___ 本文
地方と都会のアルバイトに見る賃金格差の実態

日本は意外と国土が広く、北海道と沖縄では気候も文化もかなり違っている。平均賃金も最低賃金も、地域によって多少は差が出てきて当然だろう。まったく同じ仕事内容であっても、一般的に都会では給料が高く都心から離れる場所ほど給料が低くなっている。これは、人件費も物価に引っ張られて上下する性質のものだからだ。
都会ではアルバイトを募集すればすぐに人は集められる。したがって賃金が安くなるかと言えばそういうことでもないのである。地方はあまり人が来ない割には、賃金が安いのも不思議なものだ。
______
___ データ部分
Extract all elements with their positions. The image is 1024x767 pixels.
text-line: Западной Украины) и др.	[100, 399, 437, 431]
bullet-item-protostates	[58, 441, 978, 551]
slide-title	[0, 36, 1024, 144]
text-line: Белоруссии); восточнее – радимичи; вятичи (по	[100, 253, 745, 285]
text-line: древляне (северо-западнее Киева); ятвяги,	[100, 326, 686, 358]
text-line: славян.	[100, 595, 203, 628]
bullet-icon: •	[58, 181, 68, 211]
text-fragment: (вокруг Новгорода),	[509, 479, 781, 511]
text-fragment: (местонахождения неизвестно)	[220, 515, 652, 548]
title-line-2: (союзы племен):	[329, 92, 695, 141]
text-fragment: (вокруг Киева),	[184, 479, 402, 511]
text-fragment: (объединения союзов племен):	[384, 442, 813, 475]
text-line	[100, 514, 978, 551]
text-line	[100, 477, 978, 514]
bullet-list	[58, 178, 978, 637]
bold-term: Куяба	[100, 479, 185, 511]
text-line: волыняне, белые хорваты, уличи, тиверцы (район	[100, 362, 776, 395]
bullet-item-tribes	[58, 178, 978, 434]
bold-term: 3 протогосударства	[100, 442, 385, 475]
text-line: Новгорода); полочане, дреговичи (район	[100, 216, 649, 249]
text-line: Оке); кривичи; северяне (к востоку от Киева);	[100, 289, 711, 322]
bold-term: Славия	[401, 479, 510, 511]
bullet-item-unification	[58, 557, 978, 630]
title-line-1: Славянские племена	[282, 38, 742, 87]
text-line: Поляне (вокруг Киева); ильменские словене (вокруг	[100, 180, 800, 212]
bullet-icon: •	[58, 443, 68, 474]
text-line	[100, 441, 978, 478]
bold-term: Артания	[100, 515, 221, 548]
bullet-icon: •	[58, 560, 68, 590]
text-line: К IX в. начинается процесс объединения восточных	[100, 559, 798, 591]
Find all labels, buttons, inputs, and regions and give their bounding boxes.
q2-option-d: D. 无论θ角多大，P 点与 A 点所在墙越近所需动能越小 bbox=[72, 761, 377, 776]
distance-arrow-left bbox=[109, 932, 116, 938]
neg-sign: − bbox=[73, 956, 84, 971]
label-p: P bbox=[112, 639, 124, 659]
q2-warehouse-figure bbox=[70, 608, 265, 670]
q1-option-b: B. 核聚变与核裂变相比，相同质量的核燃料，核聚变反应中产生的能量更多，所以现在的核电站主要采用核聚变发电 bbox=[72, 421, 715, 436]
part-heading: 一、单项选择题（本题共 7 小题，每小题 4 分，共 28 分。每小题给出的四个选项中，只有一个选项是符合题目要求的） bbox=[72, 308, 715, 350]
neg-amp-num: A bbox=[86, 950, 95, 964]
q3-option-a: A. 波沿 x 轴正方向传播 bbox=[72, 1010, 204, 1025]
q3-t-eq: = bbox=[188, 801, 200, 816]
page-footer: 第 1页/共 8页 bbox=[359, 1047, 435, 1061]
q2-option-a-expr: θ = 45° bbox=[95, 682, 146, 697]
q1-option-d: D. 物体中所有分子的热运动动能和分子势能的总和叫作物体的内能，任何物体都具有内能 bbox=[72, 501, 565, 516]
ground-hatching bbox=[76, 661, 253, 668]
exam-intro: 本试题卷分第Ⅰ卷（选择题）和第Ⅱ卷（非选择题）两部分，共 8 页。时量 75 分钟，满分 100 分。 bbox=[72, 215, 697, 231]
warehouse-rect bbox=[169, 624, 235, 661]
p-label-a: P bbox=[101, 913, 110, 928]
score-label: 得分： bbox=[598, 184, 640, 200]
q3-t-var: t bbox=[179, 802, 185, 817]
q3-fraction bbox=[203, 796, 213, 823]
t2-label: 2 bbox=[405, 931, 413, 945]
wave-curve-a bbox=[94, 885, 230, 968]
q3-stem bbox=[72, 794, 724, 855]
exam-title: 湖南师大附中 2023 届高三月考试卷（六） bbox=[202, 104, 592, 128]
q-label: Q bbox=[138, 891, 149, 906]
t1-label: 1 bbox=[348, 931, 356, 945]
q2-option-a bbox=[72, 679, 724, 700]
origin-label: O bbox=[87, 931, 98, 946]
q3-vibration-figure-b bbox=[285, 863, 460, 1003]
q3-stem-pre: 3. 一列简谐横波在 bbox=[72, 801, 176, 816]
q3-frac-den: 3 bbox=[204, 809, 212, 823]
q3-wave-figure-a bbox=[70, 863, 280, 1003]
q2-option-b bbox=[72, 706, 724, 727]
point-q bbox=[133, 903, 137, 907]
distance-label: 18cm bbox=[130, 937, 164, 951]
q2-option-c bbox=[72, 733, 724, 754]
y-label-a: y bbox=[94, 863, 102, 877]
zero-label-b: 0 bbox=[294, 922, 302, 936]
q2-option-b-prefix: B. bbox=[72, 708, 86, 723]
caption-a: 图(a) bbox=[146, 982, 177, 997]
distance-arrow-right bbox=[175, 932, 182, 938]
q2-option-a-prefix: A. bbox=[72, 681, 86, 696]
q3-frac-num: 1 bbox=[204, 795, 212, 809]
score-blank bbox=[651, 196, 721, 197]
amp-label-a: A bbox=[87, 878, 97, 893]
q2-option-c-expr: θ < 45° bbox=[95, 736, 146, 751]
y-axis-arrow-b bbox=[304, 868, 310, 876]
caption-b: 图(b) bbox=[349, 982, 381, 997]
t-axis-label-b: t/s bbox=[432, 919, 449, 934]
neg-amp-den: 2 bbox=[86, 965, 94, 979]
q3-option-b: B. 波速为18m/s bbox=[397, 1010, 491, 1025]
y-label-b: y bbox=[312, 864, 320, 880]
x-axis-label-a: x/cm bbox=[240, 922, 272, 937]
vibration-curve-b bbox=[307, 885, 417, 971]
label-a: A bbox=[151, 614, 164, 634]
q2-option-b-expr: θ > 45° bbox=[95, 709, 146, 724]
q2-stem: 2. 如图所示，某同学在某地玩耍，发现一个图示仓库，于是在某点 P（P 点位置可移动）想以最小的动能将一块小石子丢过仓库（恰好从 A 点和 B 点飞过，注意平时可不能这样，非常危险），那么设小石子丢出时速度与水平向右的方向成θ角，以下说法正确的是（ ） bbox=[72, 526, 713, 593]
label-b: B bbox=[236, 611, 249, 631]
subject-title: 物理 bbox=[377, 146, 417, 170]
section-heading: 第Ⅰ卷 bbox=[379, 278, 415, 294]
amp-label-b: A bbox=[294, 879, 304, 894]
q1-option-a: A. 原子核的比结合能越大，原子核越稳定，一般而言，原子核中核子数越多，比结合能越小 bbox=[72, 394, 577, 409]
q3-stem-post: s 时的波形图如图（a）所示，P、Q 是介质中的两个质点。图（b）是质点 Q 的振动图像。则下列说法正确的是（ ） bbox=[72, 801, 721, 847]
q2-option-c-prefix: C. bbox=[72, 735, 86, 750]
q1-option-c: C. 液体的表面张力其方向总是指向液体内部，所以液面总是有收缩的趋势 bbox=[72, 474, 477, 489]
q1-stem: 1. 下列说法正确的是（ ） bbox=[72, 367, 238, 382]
______
本文の内容について、次の問いにそれぞれ答えなさい。
1. 同じ仕事内容でも給料が低くなるのは、どのような場所か。
2. 人件費は何に引っ張られて上下する性質のものか。
3. 都会でアルバイトを募集すると、どうなると述べられているか。
本文だけを手がかりにして答えること。

1. 都心から離れる場所
2. 物価
3. すぐに人が集められる。